Stored records
>>>

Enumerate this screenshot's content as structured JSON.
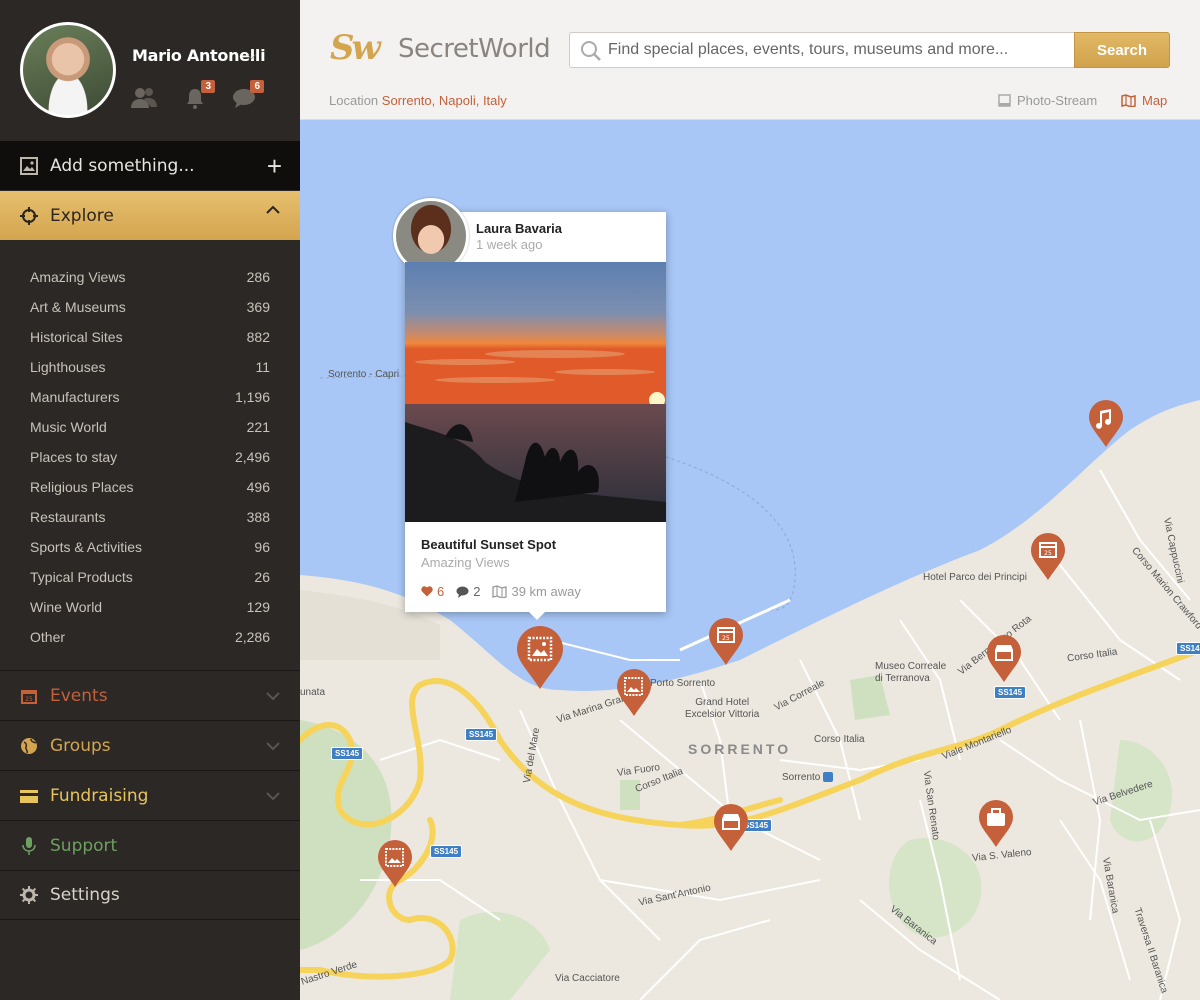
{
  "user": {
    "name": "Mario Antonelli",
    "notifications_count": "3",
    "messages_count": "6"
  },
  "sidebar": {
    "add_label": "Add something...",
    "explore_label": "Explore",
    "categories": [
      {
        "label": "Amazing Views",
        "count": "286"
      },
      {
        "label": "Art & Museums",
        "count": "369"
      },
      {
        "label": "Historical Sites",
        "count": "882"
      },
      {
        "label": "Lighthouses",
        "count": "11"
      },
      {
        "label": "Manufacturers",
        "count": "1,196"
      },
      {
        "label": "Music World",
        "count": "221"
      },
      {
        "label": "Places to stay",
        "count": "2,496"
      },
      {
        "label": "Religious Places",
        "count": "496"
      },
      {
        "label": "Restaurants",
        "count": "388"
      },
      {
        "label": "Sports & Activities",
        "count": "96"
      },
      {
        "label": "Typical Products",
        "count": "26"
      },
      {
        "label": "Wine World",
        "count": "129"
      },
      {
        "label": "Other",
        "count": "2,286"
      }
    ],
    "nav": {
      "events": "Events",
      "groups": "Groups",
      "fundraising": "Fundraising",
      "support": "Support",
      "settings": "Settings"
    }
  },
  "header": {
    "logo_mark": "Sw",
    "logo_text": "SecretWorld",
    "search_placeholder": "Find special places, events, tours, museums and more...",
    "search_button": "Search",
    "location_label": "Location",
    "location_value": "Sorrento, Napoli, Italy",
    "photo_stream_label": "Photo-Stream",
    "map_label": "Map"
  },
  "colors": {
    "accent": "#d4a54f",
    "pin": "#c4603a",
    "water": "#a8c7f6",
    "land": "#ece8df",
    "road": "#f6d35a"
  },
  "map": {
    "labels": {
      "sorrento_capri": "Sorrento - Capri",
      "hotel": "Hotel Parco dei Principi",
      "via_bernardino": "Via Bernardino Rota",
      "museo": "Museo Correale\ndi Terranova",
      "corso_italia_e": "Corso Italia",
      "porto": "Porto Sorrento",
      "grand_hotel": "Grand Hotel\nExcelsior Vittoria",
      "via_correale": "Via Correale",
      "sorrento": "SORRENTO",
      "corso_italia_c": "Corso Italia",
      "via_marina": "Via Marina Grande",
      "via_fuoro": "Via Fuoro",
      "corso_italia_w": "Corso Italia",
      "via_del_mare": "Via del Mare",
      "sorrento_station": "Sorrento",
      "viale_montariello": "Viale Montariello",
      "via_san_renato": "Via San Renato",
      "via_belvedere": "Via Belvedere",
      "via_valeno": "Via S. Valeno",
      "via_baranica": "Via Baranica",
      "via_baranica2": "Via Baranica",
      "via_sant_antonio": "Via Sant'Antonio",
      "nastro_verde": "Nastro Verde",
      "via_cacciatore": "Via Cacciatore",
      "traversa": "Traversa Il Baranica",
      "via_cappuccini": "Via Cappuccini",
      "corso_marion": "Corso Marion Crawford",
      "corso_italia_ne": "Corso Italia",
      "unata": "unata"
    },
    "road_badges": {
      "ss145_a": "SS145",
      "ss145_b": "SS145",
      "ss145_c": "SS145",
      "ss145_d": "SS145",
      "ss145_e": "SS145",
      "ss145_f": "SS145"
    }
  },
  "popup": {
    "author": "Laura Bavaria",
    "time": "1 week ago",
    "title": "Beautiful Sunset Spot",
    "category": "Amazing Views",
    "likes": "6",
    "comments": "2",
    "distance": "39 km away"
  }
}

<<<

Leave out the pictures and retype every line above exactly.

Enumerate this screenshot's content as structured JSON.
{
  "user": {
    "name": "Mario Antonelli",
    "notifications_count": "3",
    "messages_count": "6"
  },
  "sidebar": {
    "add_label": "Add something...",
    "explore_label": "Explore",
    "categories": [
      {
        "label": "Amazing Views",
        "count": "286"
      },
      {
        "label": "Art & Museums",
        "count": "369"
      },
      {
        "label": "Historical Sites",
        "count": "882"
      },
      {
        "label": "Lighthouses",
        "count": "11"
      },
      {
        "label": "Manufacturers",
        "count": "1,196"
      },
      {
        "label": "Music World",
        "count": "221"
      },
      {
        "label": "Places to stay",
        "count": "2,496"
      },
      {
        "label": "Religious Places",
        "count": "496"
      },
      {
        "label": "Restaurants",
        "count": "388"
      },
      {
        "label": "Sports & Activities",
        "count": "96"
      },
      {
        "label": "Typical Products",
        "count": "26"
      },
      {
        "label": "Wine World",
        "count": "129"
      },
      {
        "label": "Other",
        "count": "2,286"
      }
    ],
    "nav": {
      "events": "Events",
      "groups": "Groups",
      "fundraising": "Fundraising",
      "support": "Support",
      "settings": "Settings"
    }
  },
  "header": {
    "logo_mark": "Sw",
    "logo_text": "SecretWorld",
    "search_placeholder": "Find special places, events, tours, museums and more...",
    "search_button": "Search",
    "location_label": "Location",
    "location_value": "Sorrento, Napoli, Italy",
    "photo_stream_label": "Photo-Stream",
    "map_label": "Map"
  },
  "colors": {
    "accent": "#d4a54f",
    "pin": "#c4603a",
    "water": "#a8c7f6",
    "land": "#ece8df",
    "road": "#f6d35a"
  },
  "map": {
    "labels": {
      "sorrento_capri": "Sorrento - Capri",
      "hotel": "Hotel Parco dei Principi",
      "via_bernardino": "Via Bernardino Rota",
      "museo": "Museo Correale\ndi Terranova",
      "corso_italia_e": "Corso Italia",
      "porto": "Porto Sorrento",
      "grand_hotel": "Grand Hotel\nExcelsior Vittoria",
      "via_correale": "Via Correale",
      "sorrento": "SORRENTO",
      "corso_italia_c": "Corso Italia",
      "via_marina": "Via Marina Grande",
      "via_fuoro": "Via Fuoro",
      "corso_italia_w": "Corso Italia",
      "via_del_mare": "Via del Mare",
      "sorrento_station": "Sorrento",
      "viale_montariello": "Viale Montariello",
      "via_san_renato": "Via San Renato",
      "via_belvedere": "Via Belvedere",
      "via_valeno": "Via S. Valeno",
      "via_baranica": "Via Baranica",
      "via_baranica2": "Via Baranica",
      "via_sant_antonio": "Via Sant'Antonio",
      "nastro_verde": "Nastro Verde",
      "via_cacciatore": "Via Cacciatore",
      "traversa": "Traversa Il Baranica",
      "via_cappuccini": "Via Cappuccini",
      "corso_marion": "Corso Marion Crawford",
      "corso_italia_ne": "Corso Italia",
      "unata": "unata"
    },
    "road_badges": {
      "ss145_a": "SS145",
      "ss145_b": "SS145",
      "ss145_c": "SS145",
      "ss145_d": "SS145",
      "ss145_e": "SS145",
      "ss145_f": "SS145"
    }
  },
  "popup": {
    "author": "Laura Bavaria",
    "time": "1 week ago",
    "title": "Beautiful Sunset Spot",
    "category": "Amazing Views",
    "likes": "6",
    "comments": "2",
    "distance": "39 km away"
  }
}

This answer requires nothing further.